Start
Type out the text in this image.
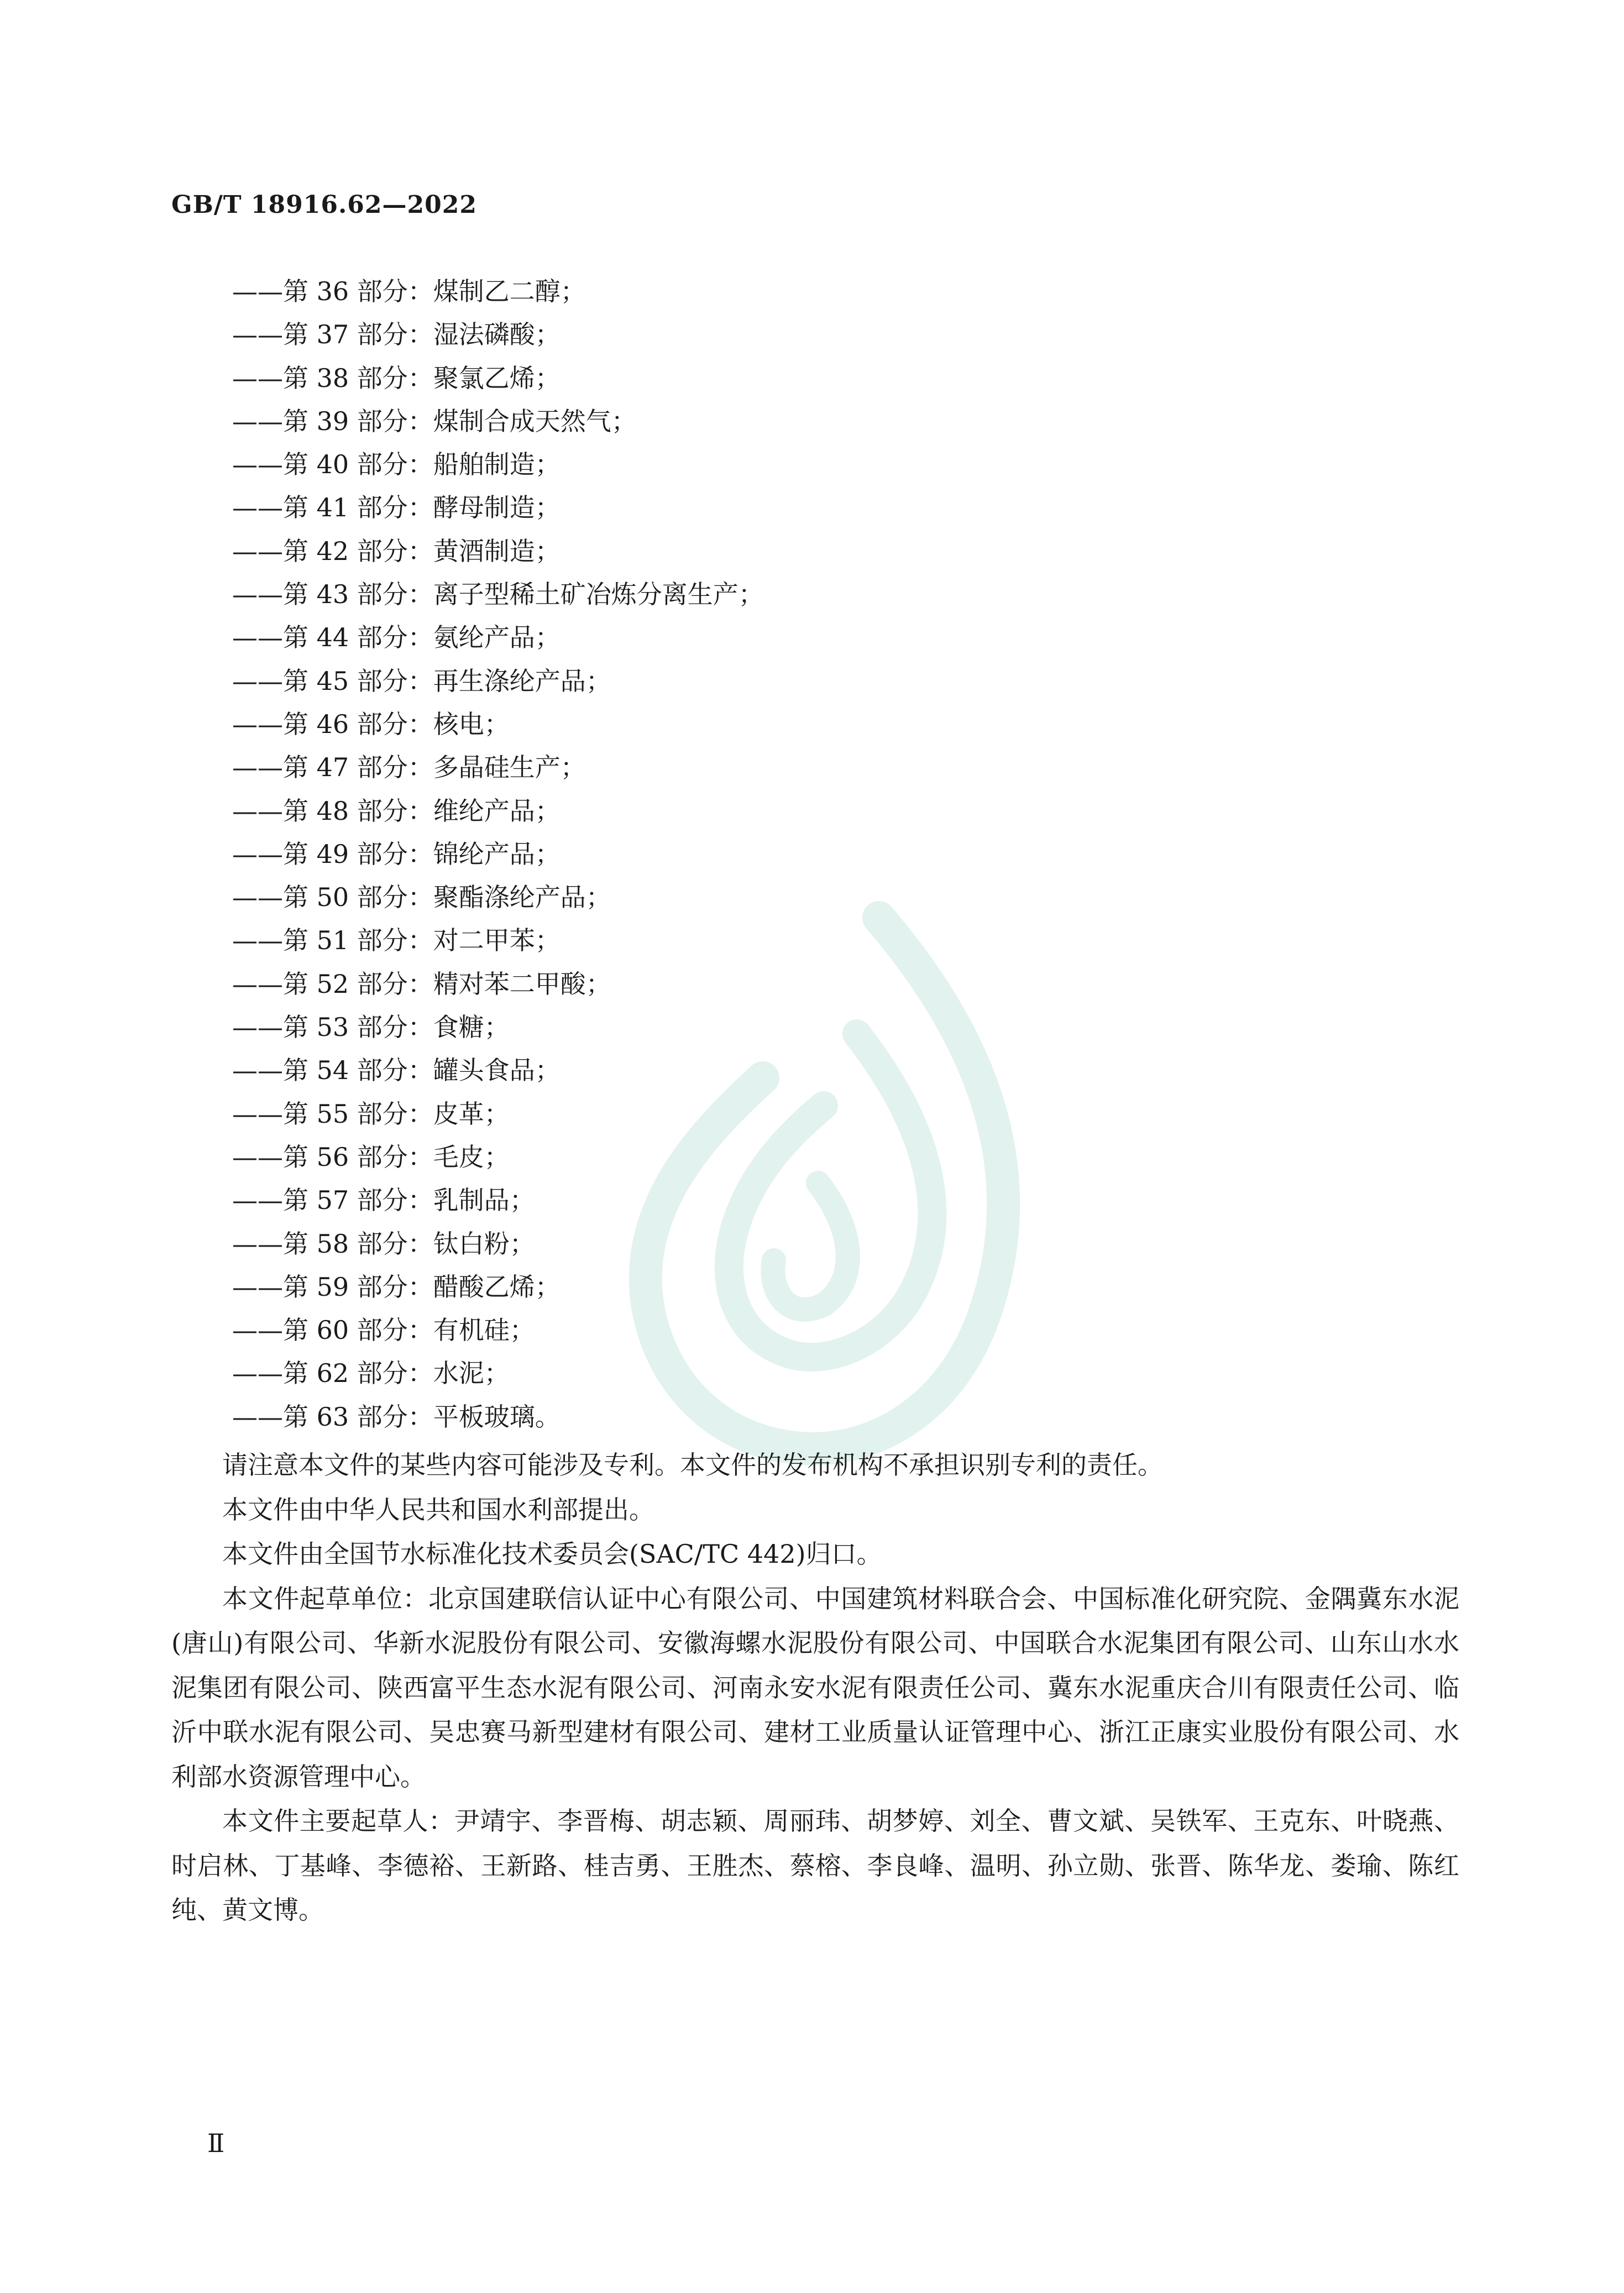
GB/T 18916.62—2022
——第 36 部分：煤制乙二醇；
——第 37 部分：湿法磷酸；
——第 38 部分：聚氯乙烯；
——第 39 部分：煤制合成天然气；
——第 40 部分：船舶制造；
——第 41 部分：酵母制造；
——第 42 部分：黄酒制造；
——第 43 部分：离子型稀土矿冶炼分离生产；
——第 44 部分：氨纶产品；
——第 45 部分：再生涤纶产品；
——第 46 部分：核电；
——第 47 部分：多晶硅生产；
——第 48 部分：维纶产品；
——第 49 部分：锦纶产品；
——第 50 部分：聚酯涤纶产品；
——第 51 部分：对二甲苯；
——第 52 部分：精对苯二甲酸；
——第 53 部分：食糖；
——第 54 部分：罐头食品；
——第 55 部分：皮革；
——第 56 部分：毛皮；
——第 57 部分：乳制品；
——第 58 部分：钛白粉；
——第 59 部分：醋酸乙烯；
——第 60 部分：有机硅；
——第 62 部分：水泥；
——第 63 部分：平板玻璃。

请注意本文件的某些内容可能涉及专利。本文件的发布机构不承担识别专利的责任。

本文件由中华人民共和国水利部提出。

本文件由全国节水标准化技术委员会(SAC/TC 442)归口。

本文件起草单位：北京国建联信认证中心有限公司、中国建筑材料联合会、中国标准化研究院、金隅冀东水泥(唐山)有限公司、华新水泥股份有限公司、安徽海螺水泥股份有限公司、中国联合水泥集团有限公司、山东山水水泥集团有限公司、陕西富平生态水泥有限公司、河南永安水泥有限责任公司、冀东水泥重庆合川有限责任公司、临沂中联水泥有限公司、吴忠赛马新型建材有限公司、建材工业质量认证管理中心、浙江正康实业股份有限公司、水利部水资源管理中心。

本文件主要起草人：尹靖宇、李晋梅、胡志颖、周丽玮、胡梦婷、刘全、曹文斌、吴铁军、王克东、叶晓燕、时启林、丁基峰、李德裕、王新路、桂吉勇、王胜杰、蔡榕、李良峰、温明、孙立勋、张晋、陈华龙、娄瑜、陈红纯、黄文博。

Ⅱ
End
Written request >> Reproduce each entry verbatim, excluding any embedded images.

Written answer >>
Type out the text in this image.
GB/T 18916.62—2022
——第 36 部分：煤制乙二醇；
——第 37 部分：湿法磷酸；
——第 38 部分：聚氯乙烯；
——第 39 部分：煤制合成天然气；
——第 40 部分：船舶制造；
——第 41 部分：酵母制造；
——第 42 部分：黄酒制造；
——第 43 部分：离子型稀土矿冶炼分离生产；
——第 44 部分：氨纶产品；
——第 45 部分：再生涤纶产品；
——第 46 部分：核电；
——第 47 部分：多晶硅生产；
——第 48 部分：维纶产品；
——第 49 部分：锦纶产品；
——第 50 部分：聚酯涤纶产品；
——第 51 部分：对二甲苯；
——第 52 部分：精对苯二甲酸；
——第 53 部分：食糖；
——第 54 部分：罐头食品；
——第 55 部分：皮革；
——第 56 部分：毛皮；
——第 57 部分：乳制品；
——第 58 部分：钛白粉；
——第 59 部分：醋酸乙烯；
——第 60 部分：有机硅；
——第 62 部分：水泥；
——第 63 部分：平板玻璃。

请注意本文件的某些内容可能涉及专利。本文件的发布机构不承担识别专利的责任。

本文件由中华人民共和国水利部提出。

本文件由全国节水标准化技术委员会(SAC/TC 442)归口。

本文件起草单位：北京国建联信认证中心有限公司、中国建筑材料联合会、中国标准化研究院、金隅冀东水泥(唐山)有限公司、华新水泥股份有限公司、安徽海螺水泥股份有限公司、中国联合水泥集团有限公司、山东山水水泥集团有限公司、陕西富平生态水泥有限公司、河南永安水泥有限责任公司、冀东水泥重庆合川有限责任公司、临沂中联水泥有限公司、吴忠赛马新型建材有限公司、建材工业质量认证管理中心、浙江正康实业股份有限公司、水利部水资源管理中心。

本文件主要起草人：尹靖宇、李晋梅、胡志颖、周丽玮、胡梦婷、刘全、曹文斌、吴铁军、王克东、叶晓燕、时启林、丁基峰、李德裕、王新路、桂吉勇、王胜杰、蔡榕、李良峰、温明、孙立勋、张晋、陈华龙、娄瑜、陈红纯、黄文博。

Ⅱ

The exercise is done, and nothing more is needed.